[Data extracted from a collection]
◆ ◆ ◆
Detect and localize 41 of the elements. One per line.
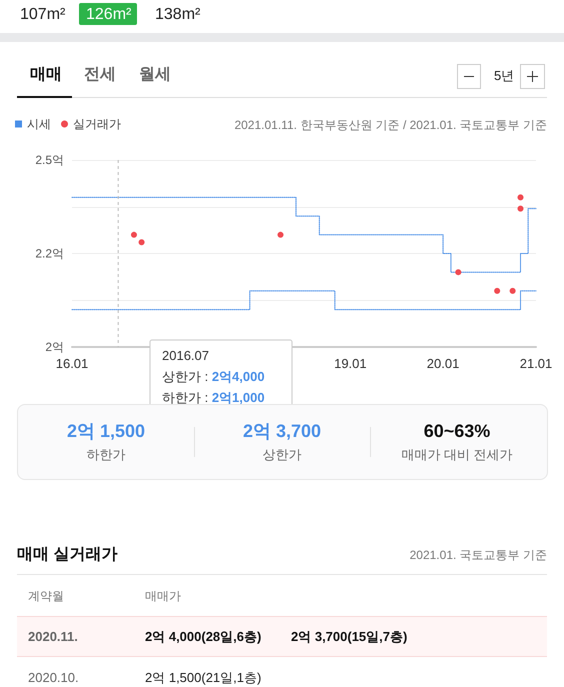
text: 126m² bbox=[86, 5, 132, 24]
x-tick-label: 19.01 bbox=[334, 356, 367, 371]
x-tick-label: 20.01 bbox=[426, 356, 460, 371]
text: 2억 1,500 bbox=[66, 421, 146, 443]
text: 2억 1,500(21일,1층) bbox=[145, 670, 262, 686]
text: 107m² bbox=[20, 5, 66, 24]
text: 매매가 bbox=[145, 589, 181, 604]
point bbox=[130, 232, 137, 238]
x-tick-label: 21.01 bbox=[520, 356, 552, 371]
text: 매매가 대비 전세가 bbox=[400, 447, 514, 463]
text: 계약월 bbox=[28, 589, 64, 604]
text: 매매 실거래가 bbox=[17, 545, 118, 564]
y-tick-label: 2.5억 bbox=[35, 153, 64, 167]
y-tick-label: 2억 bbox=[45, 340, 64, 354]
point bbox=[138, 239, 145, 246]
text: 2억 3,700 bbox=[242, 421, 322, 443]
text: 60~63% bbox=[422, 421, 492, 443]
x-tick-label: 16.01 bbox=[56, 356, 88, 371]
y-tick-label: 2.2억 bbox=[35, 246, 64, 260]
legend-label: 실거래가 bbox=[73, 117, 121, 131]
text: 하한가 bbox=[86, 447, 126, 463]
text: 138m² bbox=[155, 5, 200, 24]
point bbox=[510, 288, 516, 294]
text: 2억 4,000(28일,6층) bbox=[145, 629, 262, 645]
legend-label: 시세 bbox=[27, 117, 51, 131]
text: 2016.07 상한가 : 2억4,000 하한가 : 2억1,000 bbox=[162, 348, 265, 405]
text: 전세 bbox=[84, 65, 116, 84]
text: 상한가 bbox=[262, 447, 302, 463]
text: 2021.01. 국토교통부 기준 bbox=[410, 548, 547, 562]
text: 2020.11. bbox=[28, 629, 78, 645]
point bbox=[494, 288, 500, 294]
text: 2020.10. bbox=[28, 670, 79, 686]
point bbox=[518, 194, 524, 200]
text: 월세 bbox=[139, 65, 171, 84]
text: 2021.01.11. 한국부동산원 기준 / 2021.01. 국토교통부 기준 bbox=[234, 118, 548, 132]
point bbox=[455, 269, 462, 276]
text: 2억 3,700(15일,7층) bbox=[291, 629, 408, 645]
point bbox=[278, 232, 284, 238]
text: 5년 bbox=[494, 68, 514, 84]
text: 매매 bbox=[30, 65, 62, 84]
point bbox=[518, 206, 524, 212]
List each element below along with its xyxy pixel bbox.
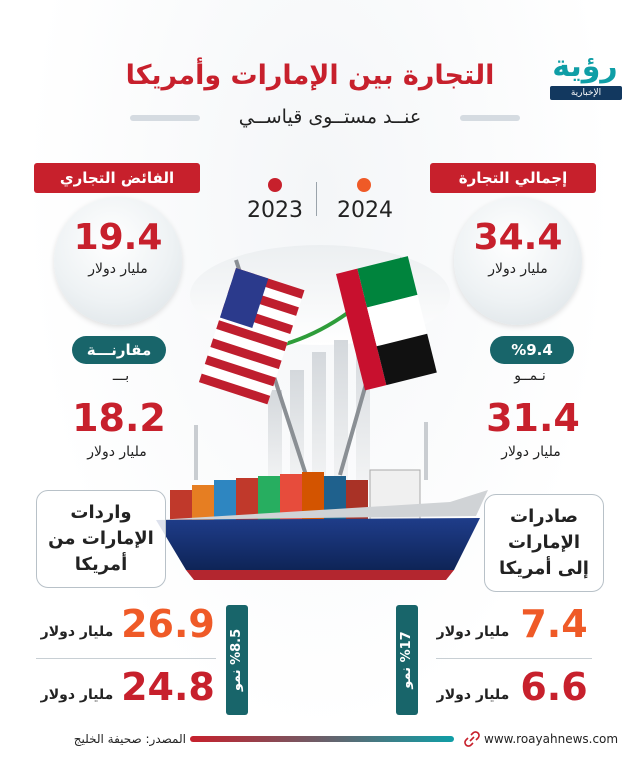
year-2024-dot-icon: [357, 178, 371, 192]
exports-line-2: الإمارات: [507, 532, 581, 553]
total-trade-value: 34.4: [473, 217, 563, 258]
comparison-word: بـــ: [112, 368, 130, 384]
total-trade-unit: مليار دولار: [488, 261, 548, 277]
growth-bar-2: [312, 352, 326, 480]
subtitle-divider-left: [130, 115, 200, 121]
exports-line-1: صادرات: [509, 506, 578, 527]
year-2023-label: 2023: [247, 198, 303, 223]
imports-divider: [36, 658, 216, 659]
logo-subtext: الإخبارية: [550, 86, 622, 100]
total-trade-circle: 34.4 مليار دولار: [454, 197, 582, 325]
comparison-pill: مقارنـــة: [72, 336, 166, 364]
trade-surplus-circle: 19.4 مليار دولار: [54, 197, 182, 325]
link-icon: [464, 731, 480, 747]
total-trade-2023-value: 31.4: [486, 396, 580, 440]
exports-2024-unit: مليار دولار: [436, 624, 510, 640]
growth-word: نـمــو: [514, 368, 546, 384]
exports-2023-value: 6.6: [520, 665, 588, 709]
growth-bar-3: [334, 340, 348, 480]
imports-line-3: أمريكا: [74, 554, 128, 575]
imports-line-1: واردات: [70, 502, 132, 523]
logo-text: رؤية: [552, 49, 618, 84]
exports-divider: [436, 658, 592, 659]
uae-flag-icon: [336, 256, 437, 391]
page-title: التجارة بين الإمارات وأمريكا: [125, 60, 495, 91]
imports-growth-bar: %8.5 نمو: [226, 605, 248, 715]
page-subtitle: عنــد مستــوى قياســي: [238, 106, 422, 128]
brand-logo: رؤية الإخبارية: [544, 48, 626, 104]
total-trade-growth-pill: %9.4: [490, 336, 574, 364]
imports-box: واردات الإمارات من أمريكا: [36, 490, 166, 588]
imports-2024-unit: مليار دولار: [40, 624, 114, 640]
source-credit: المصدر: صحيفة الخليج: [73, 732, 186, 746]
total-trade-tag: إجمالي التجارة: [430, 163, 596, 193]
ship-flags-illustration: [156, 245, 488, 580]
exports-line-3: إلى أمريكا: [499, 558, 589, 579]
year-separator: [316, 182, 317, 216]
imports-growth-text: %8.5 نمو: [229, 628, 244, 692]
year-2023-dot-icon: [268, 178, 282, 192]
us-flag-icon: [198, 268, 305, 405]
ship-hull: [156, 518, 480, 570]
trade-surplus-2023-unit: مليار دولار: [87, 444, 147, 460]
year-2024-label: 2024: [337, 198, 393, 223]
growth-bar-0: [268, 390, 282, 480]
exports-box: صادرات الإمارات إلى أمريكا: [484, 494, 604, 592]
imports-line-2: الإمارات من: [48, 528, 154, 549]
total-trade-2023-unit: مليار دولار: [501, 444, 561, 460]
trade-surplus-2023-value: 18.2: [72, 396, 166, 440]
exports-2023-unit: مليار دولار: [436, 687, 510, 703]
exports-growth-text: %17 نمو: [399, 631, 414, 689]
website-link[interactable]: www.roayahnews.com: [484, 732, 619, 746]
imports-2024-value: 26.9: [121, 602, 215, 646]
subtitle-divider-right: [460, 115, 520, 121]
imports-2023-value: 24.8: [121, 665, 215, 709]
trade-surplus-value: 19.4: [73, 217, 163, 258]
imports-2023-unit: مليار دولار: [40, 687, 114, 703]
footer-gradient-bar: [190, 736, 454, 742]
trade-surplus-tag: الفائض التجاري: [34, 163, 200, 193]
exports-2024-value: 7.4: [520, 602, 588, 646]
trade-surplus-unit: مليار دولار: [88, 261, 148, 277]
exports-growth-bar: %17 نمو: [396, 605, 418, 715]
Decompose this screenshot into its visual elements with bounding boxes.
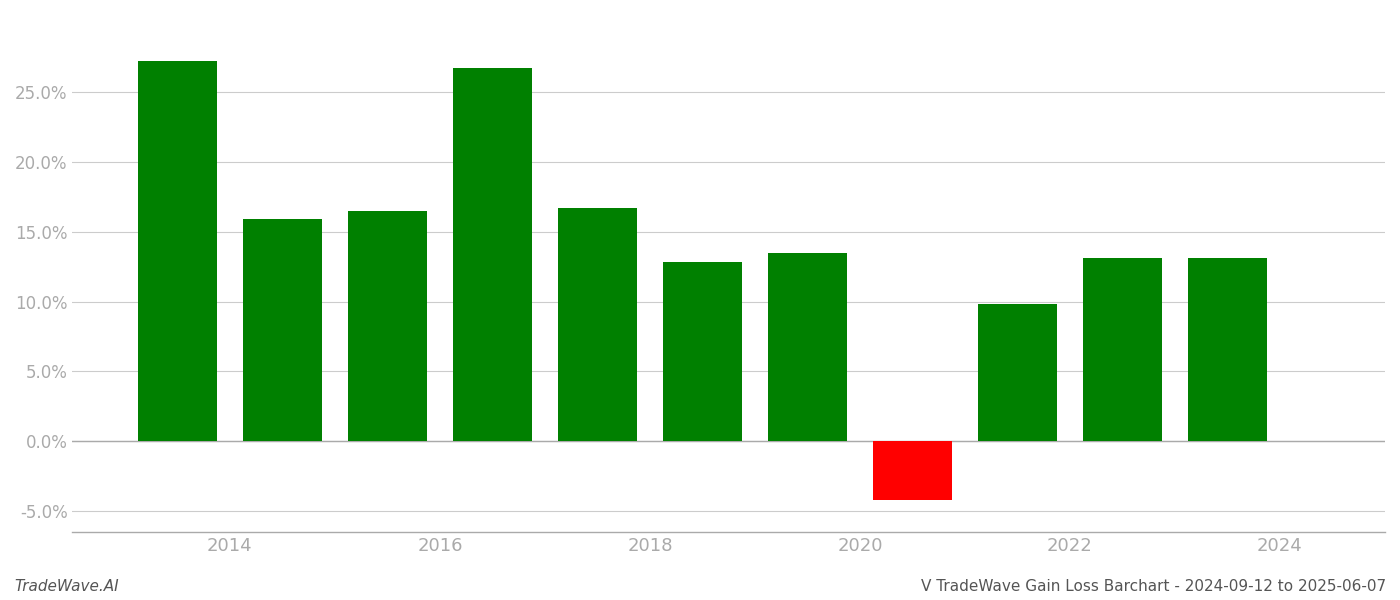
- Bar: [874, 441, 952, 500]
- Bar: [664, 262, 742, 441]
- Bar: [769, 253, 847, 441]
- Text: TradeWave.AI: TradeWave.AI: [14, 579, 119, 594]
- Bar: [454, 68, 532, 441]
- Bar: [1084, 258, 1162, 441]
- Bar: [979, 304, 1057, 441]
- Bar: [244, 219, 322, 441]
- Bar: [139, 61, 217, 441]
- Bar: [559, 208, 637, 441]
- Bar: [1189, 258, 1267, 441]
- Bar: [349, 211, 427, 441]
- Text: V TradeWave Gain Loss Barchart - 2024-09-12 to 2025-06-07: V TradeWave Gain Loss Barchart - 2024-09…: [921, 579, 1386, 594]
◆ ◆ ◆
• _Job_: Please print every line of the items above verbatim, leaving out the pictures.

• _Reply_:
Detect and localize 41 of the elements. One per line.
text: 126m² bbox=[86, 5, 132, 24]
x-tick-label: 19.01 bbox=[334, 356, 367, 371]
x-tick-label: 20.01 bbox=[426, 356, 460, 371]
text: 2억 1,500 bbox=[66, 421, 146, 443]
text: 2억 1,500(21일,1층) bbox=[145, 670, 262, 686]
text: 107m² bbox=[20, 5, 66, 24]
text: 매매가 bbox=[145, 589, 181, 604]
point bbox=[130, 232, 137, 238]
x-tick-label: 21.01 bbox=[520, 356, 552, 371]
text: 매매가 대비 전세가 bbox=[400, 447, 514, 463]
text: 계약월 bbox=[28, 589, 64, 604]
text: 매매 실거래가 bbox=[17, 545, 118, 564]
y-tick-label: 2.5억 bbox=[35, 153, 64, 167]
y-tick-label: 2억 bbox=[45, 340, 64, 354]
point bbox=[138, 239, 145, 246]
text: 2억 3,700 bbox=[242, 421, 322, 443]
text: 60~63% bbox=[422, 421, 492, 443]
x-tick-label: 16.01 bbox=[56, 356, 88, 371]
y-tick-label: 2.2억 bbox=[35, 246, 64, 260]
legend-label: 실거래가 bbox=[73, 117, 121, 131]
text: 하한가 bbox=[86, 447, 126, 463]
text: 138m² bbox=[155, 5, 200, 24]
point bbox=[510, 288, 516, 294]
text: 2억 4,000(28일,6층) bbox=[145, 629, 262, 645]
legend-label: 시세 bbox=[27, 117, 51, 131]
text: 2016.07 상한가 : 2억4,000 하한가 : 2억1,000 bbox=[162, 348, 265, 405]
text: 전세 bbox=[84, 65, 116, 84]
text: 상한가 bbox=[262, 447, 302, 463]
text: 2021.01. 국토교통부 기준 bbox=[410, 548, 547, 562]
text: 2020.11. bbox=[28, 629, 78, 645]
point bbox=[494, 288, 500, 294]
text: 2020.10. bbox=[28, 670, 79, 686]
point bbox=[518, 194, 524, 200]
text: 월세 bbox=[139, 65, 171, 84]
text: 2021.01.11. 한국부동산원 기준 / 2021.01. 국토교통부 기준 bbox=[234, 118, 548, 132]
point bbox=[455, 269, 462, 276]
text: 2억 3,700(15일,7층) bbox=[291, 629, 408, 645]
point bbox=[278, 232, 284, 238]
text: 5년 bbox=[494, 68, 514, 84]
text: 매매 bbox=[30, 65, 62, 84]
point bbox=[518, 206, 524, 212]
List each element below along with its xyxy pixel bbox.
year-2024-dot-icon: [357, 178, 371, 192]
exports-line-2: الإمارات: [507, 532, 581, 553]
total-trade-value: 34.4: [473, 217, 563, 258]
comparison-word: بـــ: [112, 368, 130, 384]
total-trade-unit: مليار دولار: [488, 261, 548, 277]
growth-bar-2: [312, 352, 326, 480]
subtitle-divider-left: [130, 115, 200, 121]
exports-line-1: صادرات: [509, 506, 578, 527]
year-2023-label: 2023: [247, 198, 303, 223]
imports-divider: [36, 658, 216, 659]
logo-subtext: الإخبارية: [550, 86, 622, 100]
total-trade-circle: 34.4 مليار دولار: [454, 197, 582, 325]
comparison-pill: مقارنـــة: [72, 336, 166, 364]
trade-surplus-circle: 19.4 مليار دولار: [54, 197, 182, 325]
link-icon: [464, 731, 480, 747]
total-trade-2023-value: 31.4: [486, 396, 580, 440]
exports-2024-unit: مليار دولار: [436, 624, 510, 640]
growth-word: نـمــو: [514, 368, 546, 384]
exports-2023-value: 6.6: [520, 665, 588, 709]
growth-bar-3: [334, 340, 348, 480]
imports-line-3: أمريكا: [74, 554, 128, 575]
imports-line-1: واردات: [70, 502, 132, 523]
logo-text: رؤية: [552, 49, 618, 84]
exports-divider: [436, 658, 592, 659]
uae-flag-icon: [336, 256, 437, 391]
page-title: التجارة بين الإمارات وأمريكا: [125, 60, 495, 91]
imports-growth-bar: %8.5 نمو: [226, 605, 248, 715]
page-subtitle: عنــد مستــوى قياســي: [238, 106, 422, 128]
brand-logo: رؤية الإخبارية: [544, 48, 626, 104]
total-trade-growth-pill: %9.4: [490, 336, 574, 364]
imports-box: واردات الإمارات من أمريكا: [36, 490, 166, 588]
imports-2024-unit: مليار دولار: [40, 624, 114, 640]
source-credit: المصدر: صحيفة الخليج: [73, 732, 186, 746]
total-trade-tag: إجمالي التجارة: [430, 163, 596, 193]
ship-flags-illustration: [156, 245, 488, 580]
exports-line-3: إلى أمريكا: [499, 558, 589, 579]
year-separator: [316, 182, 317, 216]
imports-growth-text: %8.5 نمو: [229, 628, 244, 692]
year-2023-dot-icon: [268, 178, 282, 192]
us-flag-icon: [198, 268, 305, 405]
ship-hull: [156, 518, 480, 570]
trade-surplus-2023-unit: مليار دولار: [87, 444, 147, 460]
year-2024-label: 2024: [337, 198, 393, 223]
growth-bar-0: [268, 390, 282, 480]
exports-box: صادرات الإمارات إلى أمريكا: [484, 494, 604, 592]
imports-line-2: الإمارات من: [48, 528, 154, 549]
total-trade-2023-unit: مليار دولار: [501, 444, 561, 460]
trade-surplus-2023-value: 18.2: [72, 396, 166, 440]
exports-2023-unit: مليار دولار: [436, 687, 510, 703]
exports-growth-text: %17 نمو: [399, 631, 414, 689]
website-link[interactable]: www.roayahnews.com: [484, 732, 619, 746]
imports-2024-value: 26.9: [121, 602, 215, 646]
subtitle-divider-right: [460, 115, 520, 121]
imports-2023-value: 24.8: [121, 665, 215, 709]
trade-surplus-value: 19.4: [73, 217, 163, 258]
imports-2023-unit: مليار دولار: [40, 687, 114, 703]
footer-gradient-bar: [190, 736, 454, 742]
trade-surplus-tag: الفائض التجاري: [34, 163, 200, 193]
exports-2024-value: 7.4: [520, 602, 588, 646]
trade-surplus-unit: مليار دولار: [88, 261, 148, 277]
exports-growth-bar: %17 نمو: [396, 605, 418, 715]
Decompose this screenshot into its visual elements with bounding boxes.
- Bar: [874, 441, 952, 500]
- Bar: [664, 262, 742, 441]
- Bar: [769, 253, 847, 441]
- Text: TradeWave.AI: TradeWave.AI: [14, 579, 119, 594]
- Bar: [454, 68, 532, 441]
- Bar: [1084, 258, 1162, 441]
- Bar: [979, 304, 1057, 441]
- Bar: [244, 219, 322, 441]
- Bar: [139, 61, 217, 441]
- Bar: [559, 208, 637, 441]
- Bar: [1189, 258, 1267, 441]
- Bar: [349, 211, 427, 441]
- Text: V TradeWave Gain Loss Barchart - 2024-09-12 to 2025-06-07: V TradeWave Gain Loss Barchart - 2024-09…: [921, 579, 1386, 594]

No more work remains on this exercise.